▶ _REQUIRED WORK_
Every record that follows must be duplicated exactly, with images left out.

▶ _DATA TO USE_

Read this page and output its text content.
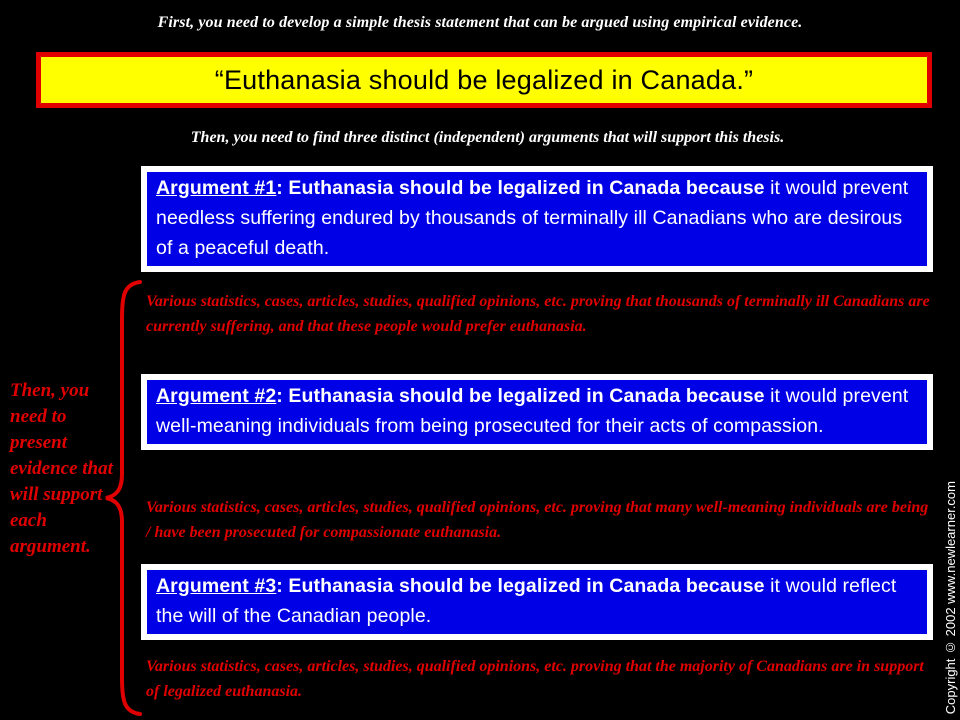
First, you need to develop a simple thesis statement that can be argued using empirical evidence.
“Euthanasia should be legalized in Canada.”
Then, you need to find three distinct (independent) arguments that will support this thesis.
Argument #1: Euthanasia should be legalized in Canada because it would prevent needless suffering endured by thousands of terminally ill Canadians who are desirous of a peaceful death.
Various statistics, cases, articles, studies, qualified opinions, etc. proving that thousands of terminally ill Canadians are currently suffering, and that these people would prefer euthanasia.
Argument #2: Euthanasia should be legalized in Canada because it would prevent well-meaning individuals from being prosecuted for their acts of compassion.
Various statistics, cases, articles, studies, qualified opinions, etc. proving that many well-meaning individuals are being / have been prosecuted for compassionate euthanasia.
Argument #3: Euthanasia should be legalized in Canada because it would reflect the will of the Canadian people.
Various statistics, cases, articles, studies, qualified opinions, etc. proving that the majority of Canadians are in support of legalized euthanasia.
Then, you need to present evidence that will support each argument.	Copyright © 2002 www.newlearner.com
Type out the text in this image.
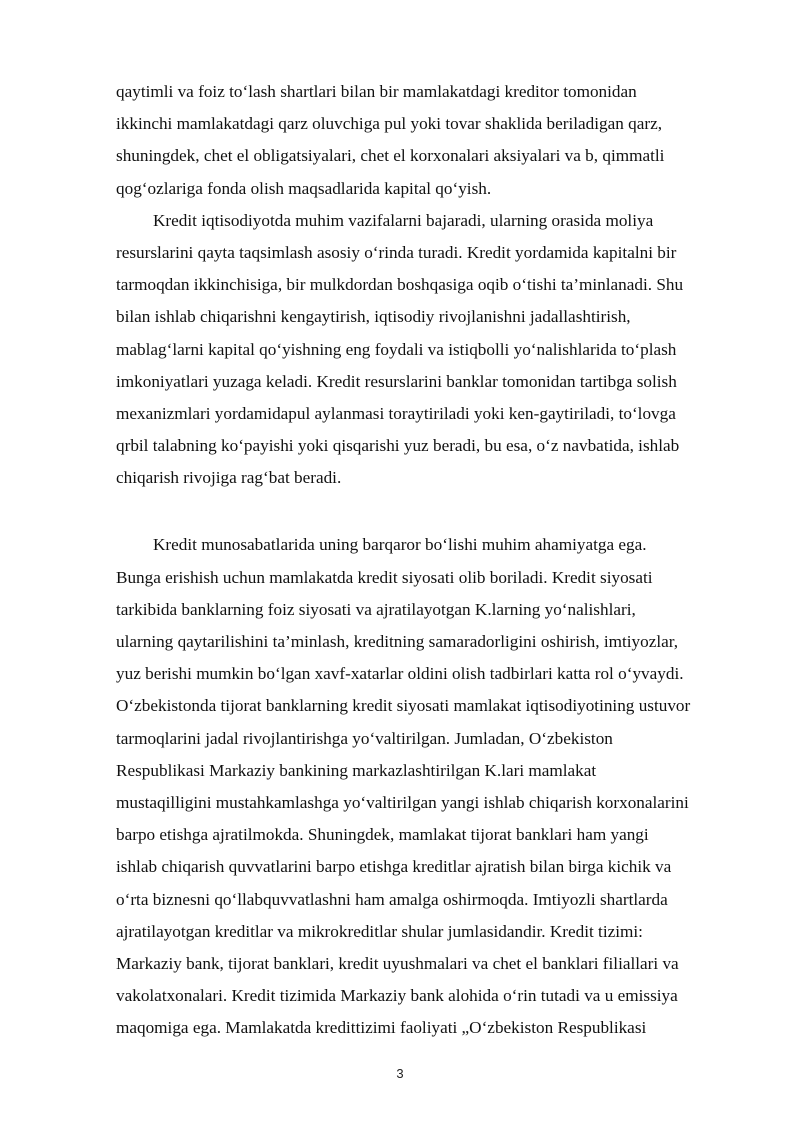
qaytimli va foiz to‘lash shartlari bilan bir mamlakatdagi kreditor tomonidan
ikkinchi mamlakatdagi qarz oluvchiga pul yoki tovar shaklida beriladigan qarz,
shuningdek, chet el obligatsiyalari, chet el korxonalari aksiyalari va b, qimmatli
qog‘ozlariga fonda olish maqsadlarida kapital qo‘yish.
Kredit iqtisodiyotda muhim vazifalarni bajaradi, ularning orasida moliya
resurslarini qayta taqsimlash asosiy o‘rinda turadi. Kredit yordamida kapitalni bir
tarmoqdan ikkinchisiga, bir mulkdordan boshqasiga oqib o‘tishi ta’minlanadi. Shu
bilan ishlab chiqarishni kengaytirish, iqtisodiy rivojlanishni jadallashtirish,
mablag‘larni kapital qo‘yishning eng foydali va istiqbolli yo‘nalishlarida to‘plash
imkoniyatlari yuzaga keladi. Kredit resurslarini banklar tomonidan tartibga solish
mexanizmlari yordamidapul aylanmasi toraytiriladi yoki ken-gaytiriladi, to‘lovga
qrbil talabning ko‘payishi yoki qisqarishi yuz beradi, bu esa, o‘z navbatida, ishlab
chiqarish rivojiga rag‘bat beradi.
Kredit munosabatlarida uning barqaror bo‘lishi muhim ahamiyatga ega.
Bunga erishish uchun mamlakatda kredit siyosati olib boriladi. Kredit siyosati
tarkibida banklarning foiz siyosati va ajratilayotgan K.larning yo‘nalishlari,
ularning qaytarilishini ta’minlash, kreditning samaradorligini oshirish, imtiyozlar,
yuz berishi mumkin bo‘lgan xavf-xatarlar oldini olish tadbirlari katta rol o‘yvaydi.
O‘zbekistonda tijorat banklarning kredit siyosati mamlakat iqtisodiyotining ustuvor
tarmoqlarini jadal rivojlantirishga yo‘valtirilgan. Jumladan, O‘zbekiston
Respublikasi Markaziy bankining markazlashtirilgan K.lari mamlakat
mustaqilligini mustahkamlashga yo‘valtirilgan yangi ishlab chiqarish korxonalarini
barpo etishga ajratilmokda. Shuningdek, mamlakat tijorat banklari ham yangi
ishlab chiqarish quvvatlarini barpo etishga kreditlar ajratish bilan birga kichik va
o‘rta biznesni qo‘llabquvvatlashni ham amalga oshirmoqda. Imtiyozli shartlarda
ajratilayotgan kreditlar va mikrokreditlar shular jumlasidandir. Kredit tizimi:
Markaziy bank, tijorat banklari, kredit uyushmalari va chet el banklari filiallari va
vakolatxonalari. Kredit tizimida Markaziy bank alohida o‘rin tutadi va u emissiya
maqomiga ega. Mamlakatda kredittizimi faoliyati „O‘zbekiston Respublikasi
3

▶ _RESULT FOR THIS EXERCISE_
Read this page and output its text content.
First, you need to develop a simple thesis statement that can be argued using empirical evidence.
“Euthanasia should be legalized in Canada.”
Then, you need to find three distinct (independent) arguments that will support this thesis.
Argument #1: Euthanasia should be legalized in Canada because it would prevent needless suffering endured by thousands of terminally ill Canadians who are desirous of a peaceful death.
Various statistics, cases, articles, studies, qualified opinions, etc. proving that thousands of terminally ill Canadians are currently suffering, and that these people would prefer euthanasia.
Argument #2: Euthanasia should be legalized in Canada because it would prevent well-meaning individuals from being prosecuted for their acts of compassion.
Various statistics, cases, articles, studies, qualified opinions, etc. proving that many well-meaning individuals are being / have been prosecuted for compassionate euthanasia.
Argument #3: Euthanasia should be legalized in Canada because it would reflect the will of the Canadian people.
Various statistics, cases, articles, studies, qualified opinions, etc. proving that the majority of Canadians are in support of legalized euthanasia.
Then, you need to present evidence that will support each argument.	Copyright © 2002 www.newlearner.com
Type out the text in this image.
qaytimli va foiz to‘lash shartlari bilan bir mamlakatdagi kreditor tomonidan
ikkinchi mamlakatdagi qarz oluvchiga pul yoki tovar shaklida beriladigan qarz,
shuningdek, chet el obligatsiyalari, chet el korxonalari aksiyalari va b, qimmatli
qog‘ozlariga fonda olish maqsadlarida kapital qo‘yish.
Kredit iqtisodiyotda muhim vazifalarni bajaradi, ularning orasida moliya
resurslarini qayta taqsimlash asosiy o‘rinda turadi. Kredit yordamida kapitalni bir
tarmoqdan ikkinchisiga, bir mulkdordan boshqasiga oqib o‘tishi ta’minlanadi. Shu
bilan ishlab chiqarishni kengaytirish, iqtisodiy rivojlanishni jadallashtirish,
mablag‘larni kapital qo‘yishning eng foydali va istiqbolli yo‘nalishlarida to‘plash
imkoniyatlari yuzaga keladi. Kredit resurslarini banklar tomonidan tartibga solish
mexanizmlari yordamidapul aylanmasi toraytiriladi yoki ken-gaytiriladi, to‘lovga
qrbil talabning ko‘payishi yoki qisqarishi yuz beradi, bu esa, o‘z navbatida, ishlab
chiqarish rivojiga rag‘bat beradi.
Kredit munosabatlarida uning barqaror bo‘lishi muhim ahamiyatga ega.
Bunga erishish uchun mamlakatda kredit siyosati olib boriladi. Kredit siyosati
tarkibida banklarning foiz siyosati va ajratilayotgan K.larning yo‘nalishlari,
ularning qaytarilishini ta’minlash, kreditning samaradorligini oshirish, imtiyozlar,
yuz berishi mumkin bo‘lgan xavf-xatarlar oldini olish tadbirlari katta rol o‘yvaydi.
O‘zbekistonda tijorat banklarning kredit siyosati mamlakat iqtisodiyotining ustuvor
tarmoqlarini jadal rivojlantirishga yo‘valtirilgan. Jumladan, O‘zbekiston
Respublikasi Markaziy bankining markazlashtirilgan K.lari mamlakat
mustaqilligini mustahkamlashga yo‘valtirilgan yangi ishlab chiqarish korxonalarini
barpo etishga ajratilmokda. Shuningdek, mamlakat tijorat banklari ham yangi
ishlab chiqarish quvvatlarini barpo etishga kreditlar ajratish bilan birga kichik va
o‘rta biznesni qo‘llabquvvatlashni ham amalga oshirmoqda. Imtiyozli shartlarda
ajratilayotgan kreditlar va mikrokreditlar shular jumlasidandir. Kredit tizimi:
Markaziy bank, tijorat banklari, kredit uyushmalari va chet el banklari filiallari va
vakolatxonalari. Kredit tizimida Markaziy bank alohida o‘rin tutadi va u emissiya
maqomiga ega. Mamlakatda kredittizimi faoliyati „O‘zbekiston Respublikasi
3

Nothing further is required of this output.